**Problem statement:**
Identify the lines that contain the string "name", then copy each of them.

**Data listing:**
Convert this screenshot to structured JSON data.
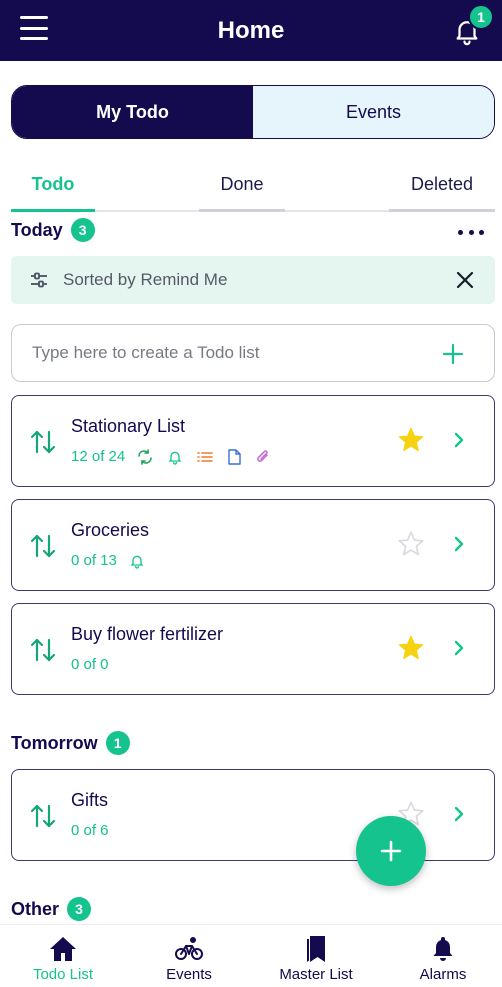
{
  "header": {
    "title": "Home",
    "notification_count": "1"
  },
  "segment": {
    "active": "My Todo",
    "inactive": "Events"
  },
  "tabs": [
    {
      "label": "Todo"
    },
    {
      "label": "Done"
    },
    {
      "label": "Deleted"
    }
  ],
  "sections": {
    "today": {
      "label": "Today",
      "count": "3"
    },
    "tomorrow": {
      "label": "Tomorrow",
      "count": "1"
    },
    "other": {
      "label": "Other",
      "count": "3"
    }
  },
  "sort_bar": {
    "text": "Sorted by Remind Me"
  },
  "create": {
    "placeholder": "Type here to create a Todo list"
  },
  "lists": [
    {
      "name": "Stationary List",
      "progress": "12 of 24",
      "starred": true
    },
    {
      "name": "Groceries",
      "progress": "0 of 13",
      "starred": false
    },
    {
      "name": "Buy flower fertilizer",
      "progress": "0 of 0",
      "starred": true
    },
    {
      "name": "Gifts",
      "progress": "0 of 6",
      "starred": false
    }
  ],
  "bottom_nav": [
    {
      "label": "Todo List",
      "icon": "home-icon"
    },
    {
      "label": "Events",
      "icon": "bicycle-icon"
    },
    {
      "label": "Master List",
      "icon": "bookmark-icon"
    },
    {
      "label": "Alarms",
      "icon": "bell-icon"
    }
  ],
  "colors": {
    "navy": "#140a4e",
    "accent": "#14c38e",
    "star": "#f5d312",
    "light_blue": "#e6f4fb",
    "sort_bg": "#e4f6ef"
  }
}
* * *
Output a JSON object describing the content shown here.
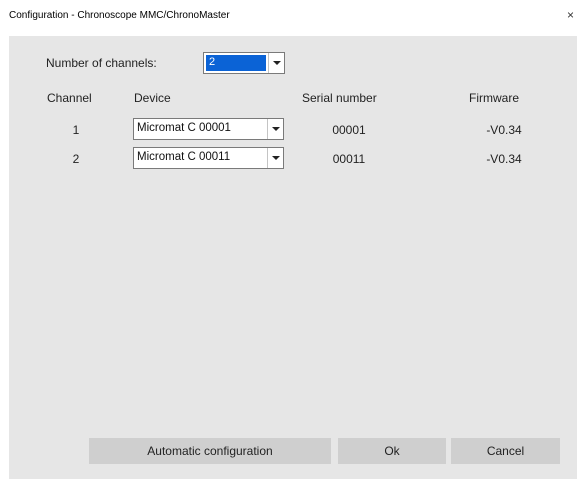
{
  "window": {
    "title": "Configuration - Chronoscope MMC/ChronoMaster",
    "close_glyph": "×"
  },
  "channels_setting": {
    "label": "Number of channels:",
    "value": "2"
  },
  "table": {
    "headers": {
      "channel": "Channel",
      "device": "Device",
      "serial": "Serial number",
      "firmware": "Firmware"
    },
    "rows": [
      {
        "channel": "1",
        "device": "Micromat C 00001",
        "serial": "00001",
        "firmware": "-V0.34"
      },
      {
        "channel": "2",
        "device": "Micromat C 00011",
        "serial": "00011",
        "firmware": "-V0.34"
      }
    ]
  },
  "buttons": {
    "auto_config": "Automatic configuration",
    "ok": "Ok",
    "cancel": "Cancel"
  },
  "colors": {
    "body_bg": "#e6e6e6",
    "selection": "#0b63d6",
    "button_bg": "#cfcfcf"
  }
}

**Solution:**
      "name": "Stationary List",
      "name": "Groceries",
      "name": "Buy flower fertilizer",
      "name": "Gifts",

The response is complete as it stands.